---- EXCERPTED RECORDS
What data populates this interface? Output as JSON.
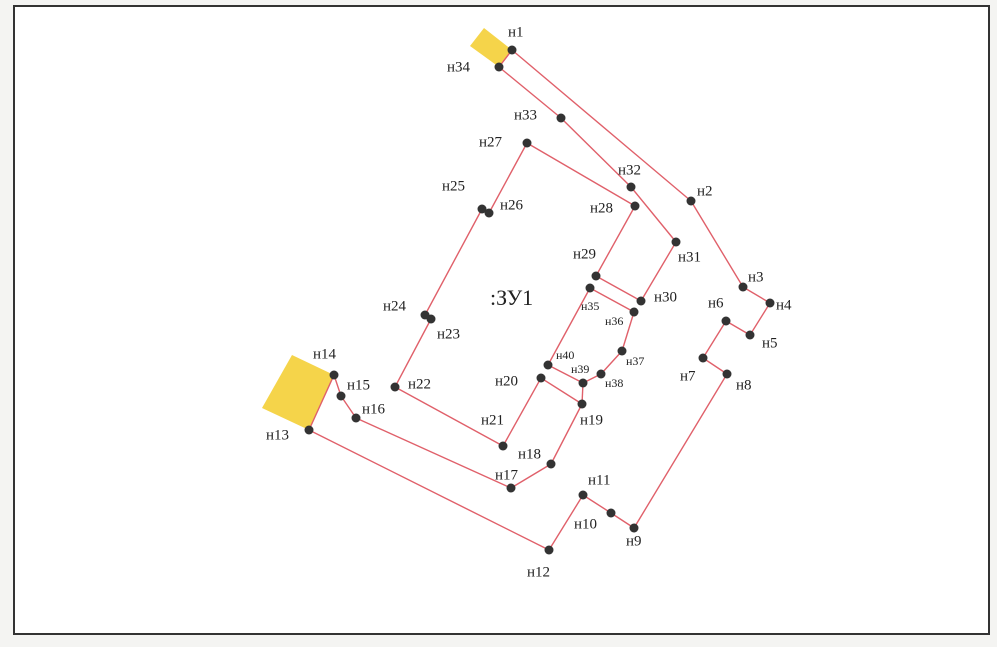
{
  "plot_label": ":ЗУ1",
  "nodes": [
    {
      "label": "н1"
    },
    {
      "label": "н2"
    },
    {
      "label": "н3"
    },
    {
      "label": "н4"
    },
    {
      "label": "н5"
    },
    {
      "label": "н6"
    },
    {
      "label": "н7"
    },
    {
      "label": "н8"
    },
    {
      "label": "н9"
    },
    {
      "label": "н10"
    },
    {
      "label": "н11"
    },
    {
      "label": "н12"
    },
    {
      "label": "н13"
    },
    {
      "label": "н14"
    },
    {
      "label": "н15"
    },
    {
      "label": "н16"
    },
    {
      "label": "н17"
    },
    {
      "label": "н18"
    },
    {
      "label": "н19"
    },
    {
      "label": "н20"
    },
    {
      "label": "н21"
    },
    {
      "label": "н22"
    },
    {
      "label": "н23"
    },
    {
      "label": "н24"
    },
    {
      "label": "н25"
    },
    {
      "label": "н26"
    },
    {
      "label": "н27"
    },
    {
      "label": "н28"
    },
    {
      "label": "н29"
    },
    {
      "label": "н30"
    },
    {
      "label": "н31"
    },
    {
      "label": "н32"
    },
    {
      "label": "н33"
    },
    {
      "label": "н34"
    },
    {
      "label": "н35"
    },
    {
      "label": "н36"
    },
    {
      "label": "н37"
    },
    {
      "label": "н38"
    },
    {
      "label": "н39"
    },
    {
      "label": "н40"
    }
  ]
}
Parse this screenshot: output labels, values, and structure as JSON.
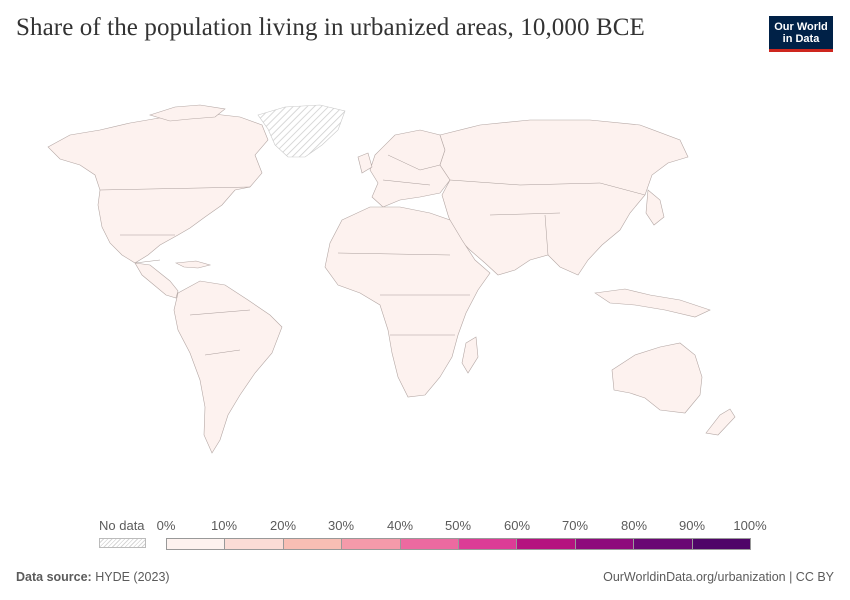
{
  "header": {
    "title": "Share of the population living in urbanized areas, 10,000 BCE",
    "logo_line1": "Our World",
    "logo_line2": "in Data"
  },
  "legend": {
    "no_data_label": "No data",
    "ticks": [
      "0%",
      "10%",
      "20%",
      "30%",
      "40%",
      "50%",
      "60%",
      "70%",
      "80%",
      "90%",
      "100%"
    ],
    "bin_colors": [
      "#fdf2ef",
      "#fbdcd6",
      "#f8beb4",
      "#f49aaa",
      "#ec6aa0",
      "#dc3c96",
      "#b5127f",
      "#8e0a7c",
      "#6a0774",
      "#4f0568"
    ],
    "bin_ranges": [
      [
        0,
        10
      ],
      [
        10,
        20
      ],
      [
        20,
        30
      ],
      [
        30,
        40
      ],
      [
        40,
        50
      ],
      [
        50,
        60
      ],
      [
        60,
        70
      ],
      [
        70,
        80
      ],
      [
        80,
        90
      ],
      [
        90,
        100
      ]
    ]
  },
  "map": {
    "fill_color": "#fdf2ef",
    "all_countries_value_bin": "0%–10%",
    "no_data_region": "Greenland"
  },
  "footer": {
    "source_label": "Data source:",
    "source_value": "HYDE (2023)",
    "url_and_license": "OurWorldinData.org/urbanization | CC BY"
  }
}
--------
AIM
Transcribe the records word for word and include no pictures.

FULL SOLUTION
What data populates this interface? Output as JSON.
{
  "plot_label": ":ЗУ1",
  "nodes": [
    {
      "label": "н1"
    },
    {
      "label": "н2"
    },
    {
      "label": "н3"
    },
    {
      "label": "н4"
    },
    {
      "label": "н5"
    },
    {
      "label": "н6"
    },
    {
      "label": "н7"
    },
    {
      "label": "н8"
    },
    {
      "label": "н9"
    },
    {
      "label": "н10"
    },
    {
      "label": "н11"
    },
    {
      "label": "н12"
    },
    {
      "label": "н13"
    },
    {
      "label": "н14"
    },
    {
      "label": "н15"
    },
    {
      "label": "н16"
    },
    {
      "label": "н17"
    },
    {
      "label": "н18"
    },
    {
      "label": "н19"
    },
    {
      "label": "н20"
    },
    {
      "label": "н21"
    },
    {
      "label": "н22"
    },
    {
      "label": "н23"
    },
    {
      "label": "н24"
    },
    {
      "label": "н25"
    },
    {
      "label": "н26"
    },
    {
      "label": "н27"
    },
    {
      "label": "н28"
    },
    {
      "label": "н29"
    },
    {
      "label": "н30"
    },
    {
      "label": "н31"
    },
    {
      "label": "н32"
    },
    {
      "label": "н33"
    },
    {
      "label": "н34"
    },
    {
      "label": "н35"
    },
    {
      "label": "н36"
    },
    {
      "label": "н37"
    },
    {
      "label": "н38"
    },
    {
      "label": "н39"
    },
    {
      "label": "н40"
    }
  ]
}
Parse this screenshot: output labels, values, and structure as JSON.
{
  "header": {
    "title": "Share of the population living in urbanized areas, 10,000 BCE",
    "logo_line1": "Our World",
    "logo_line2": "in Data"
  },
  "legend": {
    "no_data_label": "No data",
    "ticks": [
      "0%",
      "10%",
      "20%",
      "30%",
      "40%",
      "50%",
      "60%",
      "70%",
      "80%",
      "90%",
      "100%"
    ],
    "bin_colors": [
      "#fdf2ef",
      "#fbdcd6",
      "#f8beb4",
      "#f49aaa",
      "#ec6aa0",
      "#dc3c96",
      "#b5127f",
      "#8e0a7c",
      "#6a0774",
      "#4f0568"
    ],
    "bin_ranges": [
      [
        0,
        10
      ],
      [
        10,
        20
      ],
      [
        20,
        30
      ],
      [
        30,
        40
      ],
      [
        40,
        50
      ],
      [
        50,
        60
      ],
      [
        60,
        70
      ],
      [
        70,
        80
      ],
      [
        80,
        90
      ],
      [
        90,
        100
      ]
    ]
  },
  "map": {
    "fill_color": "#fdf2ef",
    "all_countries_value_bin": "0%–10%",
    "no_data_region": "Greenland"
  },
  "footer": {
    "source_label": "Data source:",
    "source_value": "HYDE (2023)",
    "url_and_license": "OurWorldinData.org/urbanization | CC BY"
  }
}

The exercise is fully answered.